• _WORK INSTRUCTIONS_: Using the data below, copy each line that includes the word "biztonsági".

(Raw records)
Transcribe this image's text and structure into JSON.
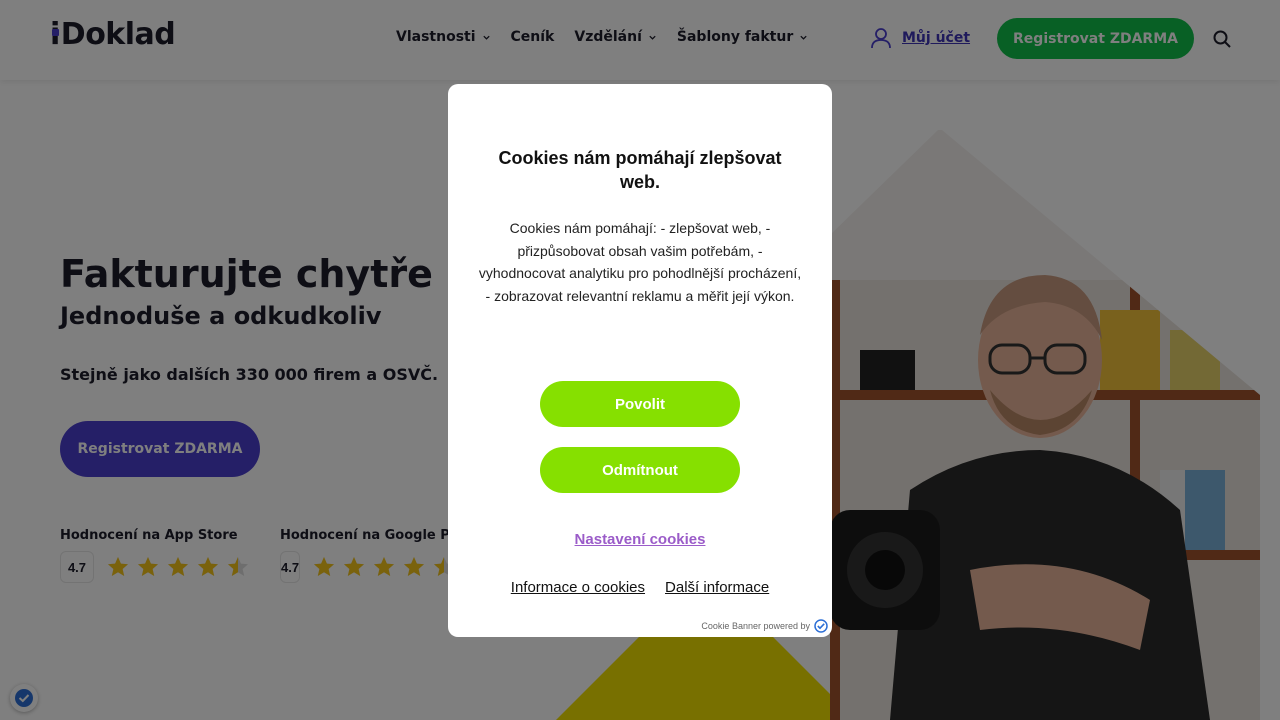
{
  "header": {
    "logo_text": "Doklad",
    "logo_alt_text": "iDoklad",
    "nav": [
      {
        "label": "Vlastnosti",
        "has_dropdown": true
      },
      {
        "label": "Ceník",
        "has_dropdown": false
      },
      {
        "label": "Vzdělání",
        "has_dropdown": true
      },
      {
        "label": "Šablony faktur",
        "has_dropdown": true
      }
    ],
    "account_label": "Můj účet",
    "register_label": "Registrovat ZDARMA",
    "search_icon": "search-icon"
  },
  "hero": {
    "title": "Fakturujte chytře",
    "subtitle": "Jednoduše a odkudkoliv",
    "note": "Stejně jako dalších 330 000 firem a OSVČ.",
    "register_label": "Registrovat ZDARMA",
    "ratings": [
      {
        "label": "Hodnocení na App Store",
        "score": "4.7",
        "stars": 4.5
      },
      {
        "label": "Hodnocení na Google Play",
        "score": "4.7",
        "stars": 4.5
      }
    ]
  },
  "cookie_modal": {
    "title": "Cookies nám pomáhají zlepšovat web.",
    "text": "Cookies nám pomáhají: - zlepšovat web, - přizpůsobovat obsah vašim potřebám, - vyhodnocovat analytiku pro pohodlnější procházení, - zobrazovat relevantní reklamu a měřit její výkon.",
    "allow_label": "Povolit",
    "deny_label": "Odmítnout",
    "settings_label": "Nastavení cookies",
    "info_label": "Informace o cookies",
    "more_label": "Další informace",
    "powered_label": "Cookie Banner powered by"
  },
  "colors": {
    "brand_purple": "#4b3ecf",
    "brand_green": "#11c04a",
    "cookie_button": "#86e000",
    "settings_link": "#9b5cc9",
    "star": "#f5c518",
    "overlay": "rgba(0,0,0,0.5)"
  }
}
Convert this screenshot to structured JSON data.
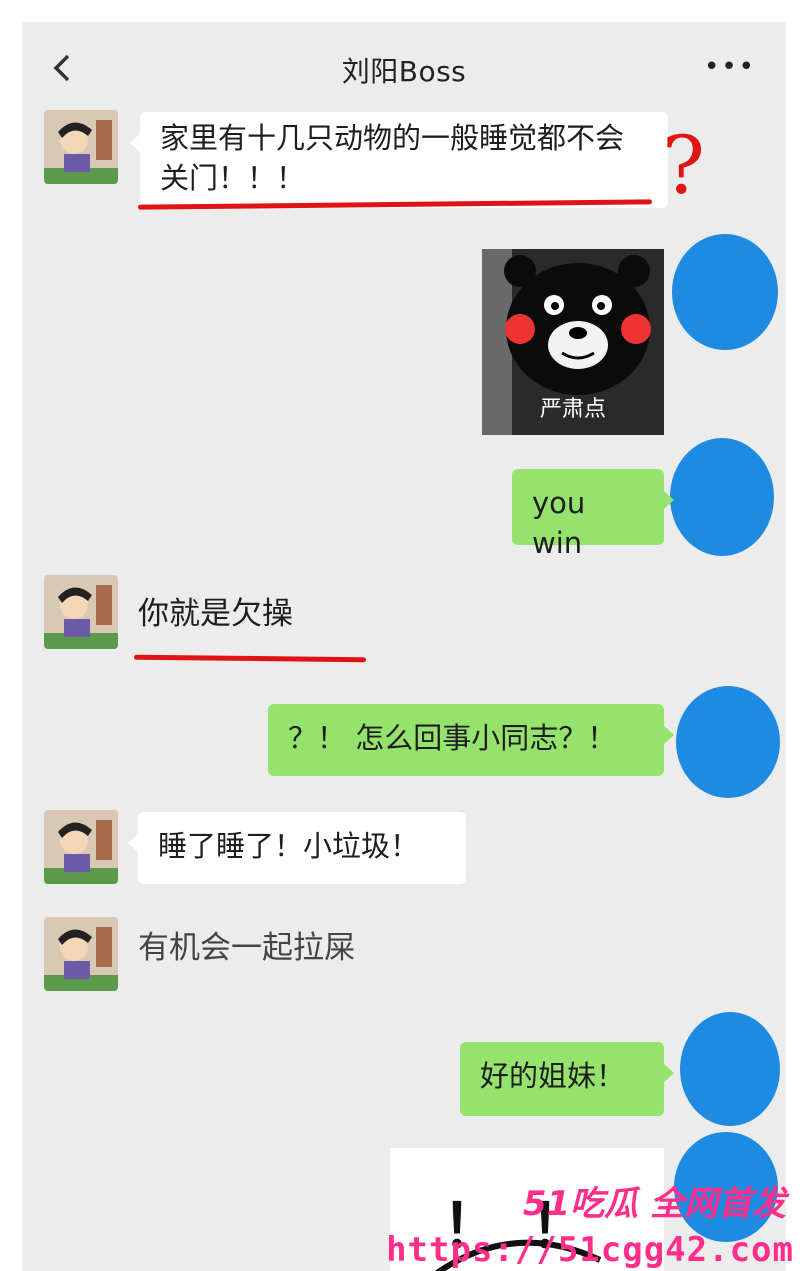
{
  "header": {
    "back_icon": "chevron-left-icon",
    "title": "刘阳Boss",
    "more_label": "•••"
  },
  "messages": [
    {
      "side": "in",
      "text": "家里有十几只动物的一般睡觉都不会关门！！！"
    },
    {
      "side": "out",
      "type": "sticker",
      "caption": "严肃点"
    },
    {
      "side": "out",
      "text": "you win"
    },
    {
      "side": "in",
      "text": "你就是欠操"
    },
    {
      "side": "out",
      "text": "？！ 怎么回事小同志？！"
    },
    {
      "side": "in",
      "text": "睡了睡了！小垃圾！"
    },
    {
      "side": "in",
      "text": "有机会一起拉屎"
    },
    {
      "side": "out",
      "text": "好的姐妹！"
    },
    {
      "side": "out",
      "type": "sticker",
      "caption": "！！"
    }
  ],
  "annotations": {
    "question_mark": "?",
    "color": "#e01414"
  },
  "watermark": {
    "line1": "51吃瓜 全网首发",
    "line2": "https://51cgg42.com"
  },
  "colors": {
    "outgoing_bubble": "#95e26d",
    "incoming_bubble": "#ffffff",
    "background": "#ececec",
    "avatar_mask": "#1f8ae2"
  }
}
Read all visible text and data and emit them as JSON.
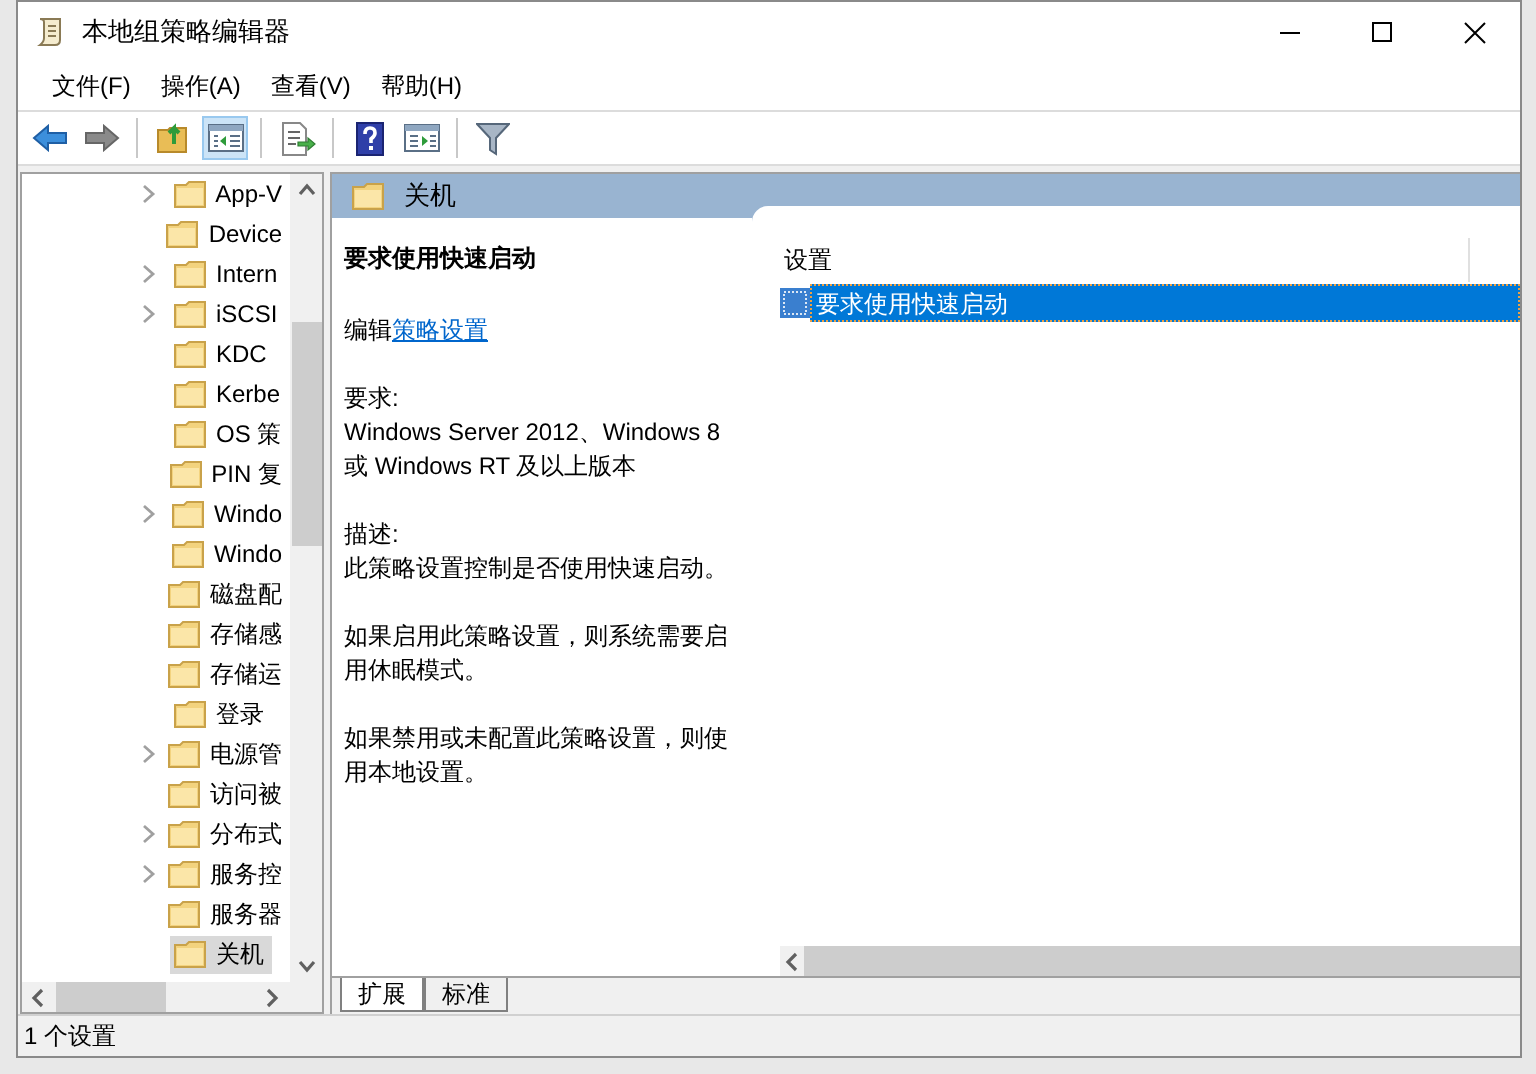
{
  "window": {
    "title": "本地组策略编辑器"
  },
  "menu": [
    {
      "label": "文件(F)"
    },
    {
      "label": "操作(A)"
    },
    {
      "label": "查看(V)"
    },
    {
      "label": "帮助(H)"
    }
  ],
  "toolbar": [
    {
      "items": [
        {
          "kind": "back",
          "selected": false
        },
        {
          "kind": "forward",
          "selected": false
        }
      ]
    },
    {
      "items": [
        {
          "kind": "up",
          "selected": false
        },
        {
          "kind": "tree",
          "selected": true
        }
      ]
    },
    {
      "items": [
        {
          "kind": "export",
          "selected": false
        }
      ]
    },
    {
      "items": [
        {
          "kind": "help",
          "selected": false
        },
        {
          "kind": "pane",
          "selected": false
        }
      ]
    },
    {
      "items": [
        {
          "kind": "filter",
          "selected": false
        }
      ]
    }
  ],
  "tree": {
    "items": [
      {
        "label": "App-V",
        "expandable": true,
        "selected": false
      },
      {
        "label": "Device",
        "expandable": false,
        "selected": false
      },
      {
        "label": "Intern",
        "expandable": true,
        "selected": false
      },
      {
        "label": "iSCSI",
        "expandable": true,
        "selected": false
      },
      {
        "label": "KDC",
        "expandable": false,
        "selected": false
      },
      {
        "label": "Kerbe",
        "expandable": false,
        "selected": false
      },
      {
        "label": "OS 策",
        "expandable": false,
        "selected": false
      },
      {
        "label": "PIN 复",
        "expandable": false,
        "selected": false
      },
      {
        "label": "Windo",
        "expandable": true,
        "selected": false
      },
      {
        "label": "Windo",
        "expandable": false,
        "selected": false
      },
      {
        "label": "磁盘配",
        "expandable": false,
        "selected": false
      },
      {
        "label": "存储感",
        "expandable": false,
        "selected": false
      },
      {
        "label": "存储运",
        "expandable": false,
        "selected": false
      },
      {
        "label": "登录",
        "expandable": false,
        "selected": false
      },
      {
        "label": "电源管",
        "expandable": true,
        "selected": false
      },
      {
        "label": "访问被",
        "expandable": false,
        "selected": false
      },
      {
        "label": "分布式",
        "expandable": true,
        "selected": false
      },
      {
        "label": "服务控",
        "expandable": true,
        "selected": false
      },
      {
        "label": "服务器",
        "expandable": false,
        "selected": false
      },
      {
        "label": "关机",
        "expandable": false,
        "selected": true
      }
    ]
  },
  "details": {
    "header": "关机",
    "title": "要求使用快速启动",
    "edit_prefix": "编辑",
    "edit_link": "策略设置",
    "requirements_label": "要求:",
    "requirements": "Windows Server 2012、Windows 8 或 Windows RT 及以上版本",
    "description_label": "描述:",
    "description": [
      "此策略设置控制是否使用快速启动。",
      "如果启用此策略设置，则系统需要启用休眠模式。",
      "如果禁用或未配置此策略设置，则使用本地设置。"
    ]
  },
  "list": {
    "column": "设置",
    "rows": [
      {
        "label": "要求使用快速启动",
        "selected": true
      }
    ]
  },
  "tabs": [
    {
      "label": "扩展",
      "selected": true
    },
    {
      "label": "标准",
      "selected": false
    }
  ],
  "status_bar": "1 个设置"
}
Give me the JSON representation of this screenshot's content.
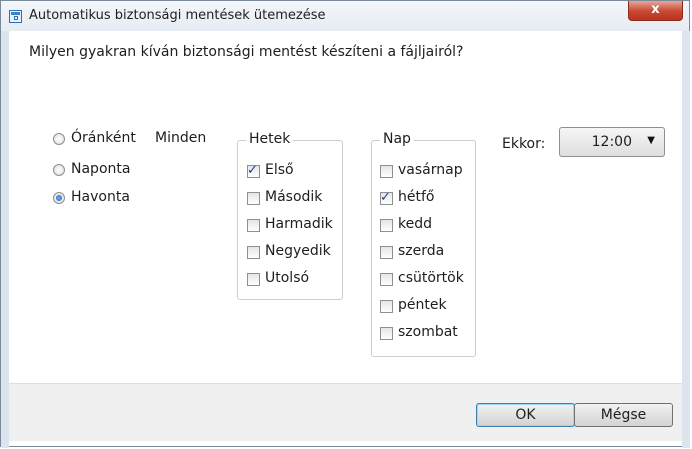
{
  "window": {
    "title": "Automatikus biztonsági mentések ütemezése",
    "close_label": "x"
  },
  "question": "Milyen gyakran kíván biztonsági mentést készíteni a fájljairól?",
  "frequency": {
    "options": [
      {
        "label": "Óránként",
        "selected": false
      },
      {
        "label": "Naponta",
        "selected": false
      },
      {
        "label": "Havonta",
        "selected": true
      }
    ],
    "every_label": "Minden"
  },
  "weeks": {
    "title": "Hetek",
    "items": [
      {
        "label": "Első",
        "checked": true
      },
      {
        "label": "Második",
        "checked": false
      },
      {
        "label": "Harmadik",
        "checked": false
      },
      {
        "label": "Negyedik",
        "checked": false
      },
      {
        "label": "Utolsó",
        "checked": false
      }
    ]
  },
  "day": {
    "title": "Nap",
    "items": [
      {
        "label": "vasárnap",
        "checked": false
      },
      {
        "label": "hétfő",
        "checked": true
      },
      {
        "label": "kedd",
        "checked": false
      },
      {
        "label": "szerda",
        "checked": false
      },
      {
        "label": "csütörtök",
        "checked": false
      },
      {
        "label": "péntek",
        "checked": false
      },
      {
        "label": "szombat",
        "checked": false
      }
    ]
  },
  "time": {
    "label": "Ekkor:",
    "value": "12:00",
    "arrow": "▼"
  },
  "buttons": {
    "ok": "OK",
    "cancel": "Mégse"
  },
  "checkmark": "✓"
}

• _COMPLETE OUTPUT_:
    "title": "Automatikus biztonsági mentések ütemezése",
  "question": "Milyen gyakran kíván biztonsági mentést készíteni a fájljairól?",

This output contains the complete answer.